*STATED EXERCISE:* Copy the data exactly; pictures stay out of the copy.

*PROVIDED DATA:*

---*---

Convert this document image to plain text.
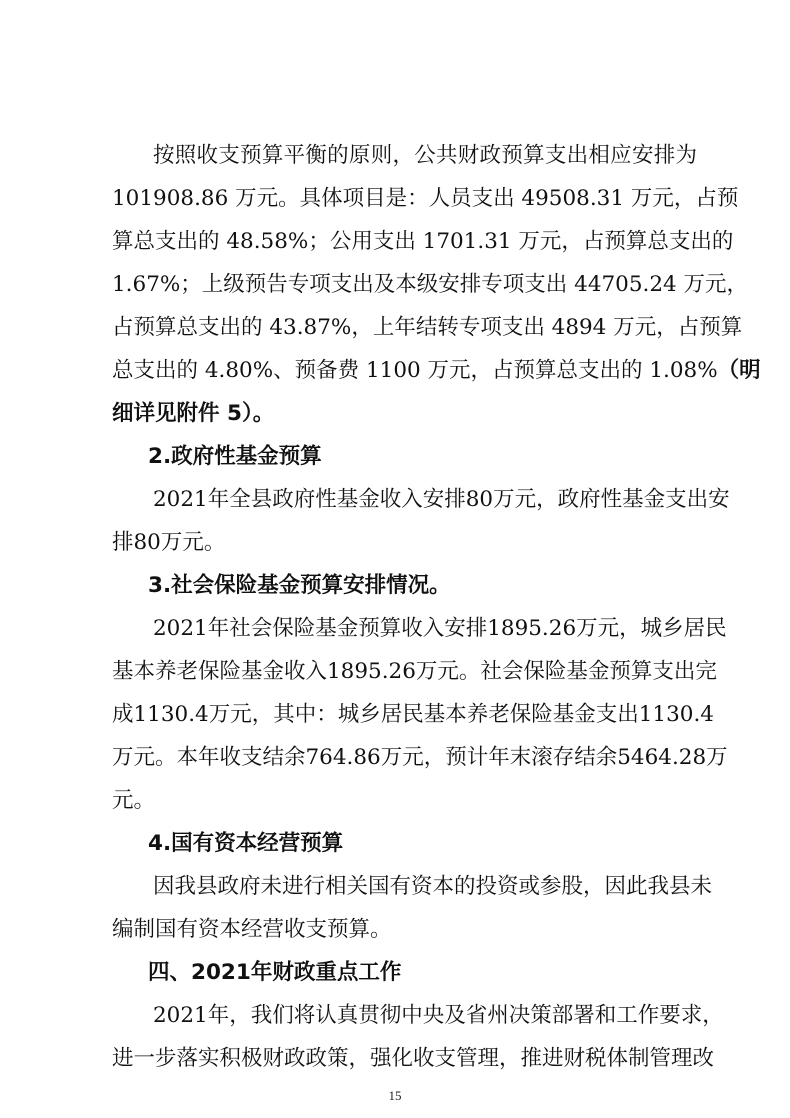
按照收支预算平衡的原则，公共财政预算支出相应安排为
101908.86 万元。具体项目是：人员支出 49508.31 万元，占预
算总支出的 48.58%；公用支出 1701.31 万元，占预算总支出的
1.67%；上级预告专项支出及本级安排专项支出 44705.24 万元，
占预算总支出的 43.87%，上年结转专项支出 4894 万元，占预算
总支出的 4.80%、预备费 1100 万元，占预算总支出的 1.08%（明
细详见附件 5）。
2.政府性基金预算
2021年全县政府性基金收入安排80万元，政府性基金支出安
排80万元。
3.社会保险基金预算安排情况。
2021年社会保险基金预算收入安排1895.26万元，城乡居民
基本养老保险基金收入1895.26万元。社会保险基金预算支出完
成1130.4万元，其中：城乡居民基本养老保险基金支出1130.4
万元。本年收支结余764.86万元，预计年末滚存结余5464.28万
元。
4.国有资本经营预算
因我县政府未进行相关国有资本的投资或参股，因此我县未
编制国有资本经营收支预算。
四、2021年财政重点工作
2021年，我们将认真贯彻中央及省州决策部署和工作要求，
进一步落实积极财政政策，强化收支管理，推进财税体制管理改
15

---*---

*FULL ANSWER:*
Convert this document image to plain text.
按照收支预算平衡的原则，公共财政预算支出相应安排为
101908.86 万元。具体项目是：人员支出 49508.31 万元，占预
算总支出的 48.58%；公用支出 1701.31 万元，占预算总支出的
1.67%；上级预告专项支出及本级安排专项支出 44705.24 万元，
占预算总支出的 43.87%，上年结转专项支出 4894 万元，占预算
总支出的 4.80%、预备费 1100 万元，占预算总支出的 1.08%（明
细详见附件 5）。
2.政府性基金预算
2021年全县政府性基金收入安排80万元，政府性基金支出安
排80万元。
3.社会保险基金预算安排情况。
2021年社会保险基金预算收入安排1895.26万元，城乡居民
基本养老保险基金收入1895.26万元。社会保险基金预算支出完
成1130.4万元，其中：城乡居民基本养老保险基金支出1130.4
万元。本年收支结余764.86万元，预计年末滚存结余5464.28万
元。
4.国有资本经营预算
因我县政府未进行相关国有资本的投资或参股，因此我县未
编制国有资本经营收支预算。
四、2021年财政重点工作
2021年，我们将认真贯彻中央及省州决策部署和工作要求，
进一步落实积极财政政策，强化收支管理，推进财税体制管理改
15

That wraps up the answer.